Ejercicio breve 1 >>
Reproduzca la parte de los registros que abarca desde su inicio hasta la línea que contiene "chapter-side-text: データ活用の事例集 xyxy=(581,220,593,251)", ambos extremos incluidos, sustituyendo "box-paragraph" por "box-text" y sin alterar nada más.

MUSICA › SUMA PAZ HABLA SOBRE SU NUEVO DISCO Y SU REPERTORIO
“El canto para el gaucho era una parte de la vida”
La guitarrista y compositora acaba de editar Parte de mi alma, un disco en el que vuelve, entre temas propios y ajenos, a hacer canciones de Atahualpa Yupanqui. Su visión del gaucho y del “hombre desvelado por la pena”.
› Por Karina Micheletto
Hay algo en el relato de Suma Paz que transmite una certeza, la misma que la intérprete y autora (aunque ella aclare que sólo hace “algunos versos muy sencillitos”) inscribe a su modo de decir en el canto. Algo que le enseñó alguna vez Atahualpa Yupanqui, cuando ella era una joven veinteañera que imaginaba un futuro como licenciada en Filosofía y Letras, con una pasión por la música canalizada en sus clases de guitarra y piano. “Cuando cante, póngase detrás de sus versos, nunca adelante. Haga que se luzca lo que entrega, que es más importante que usted”, le decía por entonces el maestro, y ella supo que había una verdad profunda en esas palabras simples. Siguió el consejo: a su manera, sin estridencias, se transformó en una de las referentes de la música pampeana. Mujer y guitarrera, hizo de las milongas, y en especial, del repertorio de Atahualpa Yupanqui, un vehículo para hablar de las verdades profundas del hombre y su paisaje, de las costumbres pero no del costumbrismo. Ahora acaba de editar el disco Parte de mi alma, en el que interpreta temas propios y ajenos con sutileza y voz firme a la vez.

Datos extraídos >>
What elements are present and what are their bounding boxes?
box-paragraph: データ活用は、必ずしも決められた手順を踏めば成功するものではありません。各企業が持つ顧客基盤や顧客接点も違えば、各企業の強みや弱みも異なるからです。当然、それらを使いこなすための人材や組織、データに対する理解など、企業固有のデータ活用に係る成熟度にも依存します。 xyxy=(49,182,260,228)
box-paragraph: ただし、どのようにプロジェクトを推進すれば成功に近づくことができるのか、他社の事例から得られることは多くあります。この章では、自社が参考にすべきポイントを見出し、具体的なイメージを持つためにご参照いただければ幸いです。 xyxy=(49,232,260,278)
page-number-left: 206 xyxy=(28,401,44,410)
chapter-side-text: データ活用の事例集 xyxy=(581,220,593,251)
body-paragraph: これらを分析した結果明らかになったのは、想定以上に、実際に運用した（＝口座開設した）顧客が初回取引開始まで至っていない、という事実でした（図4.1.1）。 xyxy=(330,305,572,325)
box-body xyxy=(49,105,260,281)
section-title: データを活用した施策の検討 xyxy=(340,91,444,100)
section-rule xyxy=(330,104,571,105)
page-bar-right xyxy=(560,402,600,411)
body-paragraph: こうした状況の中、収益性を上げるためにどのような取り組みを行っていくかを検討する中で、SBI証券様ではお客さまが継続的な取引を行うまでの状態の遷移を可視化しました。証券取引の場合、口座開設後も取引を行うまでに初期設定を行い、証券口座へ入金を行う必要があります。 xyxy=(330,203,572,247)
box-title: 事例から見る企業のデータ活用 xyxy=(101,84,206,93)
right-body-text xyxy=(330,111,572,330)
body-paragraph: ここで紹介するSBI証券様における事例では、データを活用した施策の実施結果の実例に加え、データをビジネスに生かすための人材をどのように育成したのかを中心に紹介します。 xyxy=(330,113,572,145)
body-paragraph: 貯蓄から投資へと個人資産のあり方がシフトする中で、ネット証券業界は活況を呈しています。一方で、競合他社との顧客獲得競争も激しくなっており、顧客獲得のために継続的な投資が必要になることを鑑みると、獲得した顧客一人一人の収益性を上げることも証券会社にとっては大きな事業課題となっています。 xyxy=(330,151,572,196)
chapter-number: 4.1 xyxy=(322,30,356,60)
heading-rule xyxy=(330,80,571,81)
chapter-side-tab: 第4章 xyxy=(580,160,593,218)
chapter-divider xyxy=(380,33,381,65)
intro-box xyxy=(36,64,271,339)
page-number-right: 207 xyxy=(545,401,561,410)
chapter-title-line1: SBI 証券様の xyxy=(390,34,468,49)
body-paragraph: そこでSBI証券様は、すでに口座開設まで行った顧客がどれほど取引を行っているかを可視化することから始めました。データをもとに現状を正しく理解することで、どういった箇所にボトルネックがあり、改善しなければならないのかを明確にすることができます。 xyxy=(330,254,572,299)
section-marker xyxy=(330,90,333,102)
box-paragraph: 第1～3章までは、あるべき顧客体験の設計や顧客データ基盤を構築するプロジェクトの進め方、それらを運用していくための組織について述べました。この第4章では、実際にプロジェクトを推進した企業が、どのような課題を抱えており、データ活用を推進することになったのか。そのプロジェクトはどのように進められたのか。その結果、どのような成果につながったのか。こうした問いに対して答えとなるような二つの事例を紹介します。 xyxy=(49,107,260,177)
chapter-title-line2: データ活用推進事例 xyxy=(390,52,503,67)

Ejercicio breve 2 >>
Según la fuente, ¿cómo se titula el disco que Suma Paz acaba de editar?

Respuesta del ejercicio 1 >>
What elements are present and what are their bounding boxes?
box-text: データ活用は、必ずしも決められた手順を踏めば成功するものではありません。各企業が持つ顧客基盤や顧客接点も違えば、各企業の強みや弱みも異なるからです。当然、それらを使いこなすための人材や組織、データに対する理解など、企業固有のデータ活用に係る成熟度にも依存します。 xyxy=(49,182,260,228)
box-text: ただし、どのようにプロジェクトを推進すれば成功に近づくことができるのか、他社の事例から得られることは多くあります。この章では、自社が参考にすべきポイントを見出し、具体的なイメージを持つためにご参照いただければ幸いです。 xyxy=(49,232,260,278)
page-number-left: 206 xyxy=(28,401,44,410)
chapter-side-text: データ活用の事例集 xyxy=(581,220,593,251)

Respuesta del ejercicio 2 >>
Parte de mi alma.